Repeat the listing in full, word for word.

(Data entries)
======
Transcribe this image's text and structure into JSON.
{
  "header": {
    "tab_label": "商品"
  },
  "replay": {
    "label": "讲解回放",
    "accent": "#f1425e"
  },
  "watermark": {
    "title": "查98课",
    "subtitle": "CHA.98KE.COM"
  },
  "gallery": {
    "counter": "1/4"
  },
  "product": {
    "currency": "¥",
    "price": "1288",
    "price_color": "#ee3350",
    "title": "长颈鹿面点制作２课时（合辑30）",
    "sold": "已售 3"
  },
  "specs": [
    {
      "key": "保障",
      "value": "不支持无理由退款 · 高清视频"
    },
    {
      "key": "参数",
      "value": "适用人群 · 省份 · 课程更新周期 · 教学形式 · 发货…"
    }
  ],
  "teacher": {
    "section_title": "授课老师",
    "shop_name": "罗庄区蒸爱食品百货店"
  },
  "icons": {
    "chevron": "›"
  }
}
======
▶ [Answer in full]
Transcribe this image's text and structure into JSON.
{
  "header": {
    "tab_label": "商品"
  },
  "replay": {
    "label": "讲解回放",
    "accent": "#f1425e"
  },
  "watermark": {
    "title": "查98课",
    "subtitle": "CHA.98KE.COM"
  },
  "gallery": {
    "counter": "1/4"
  },
  "product": {
    "currency": "¥",
    "price": "1288",
    "price_color": "#ee3350",
    "title": "长颈鹿面点制作２课时（合辑30）",
    "sold": "已售 3"
  },
  "specs": [
    {
      "key": "保障",
      "value": "不支持无理由退款 · 高清视频"
    },
    {
      "key": "参数",
      "value": "适用人群 · 省份 · 课程更新周期 · 教学形式 · 发货…"
    }
  ],
  "teacher": {
    "section_title": "授课老师",
    "shop_name": "罗庄区蒸爱食品百货店"
  },
  "icons": {
    "chevron": "›"
  }
}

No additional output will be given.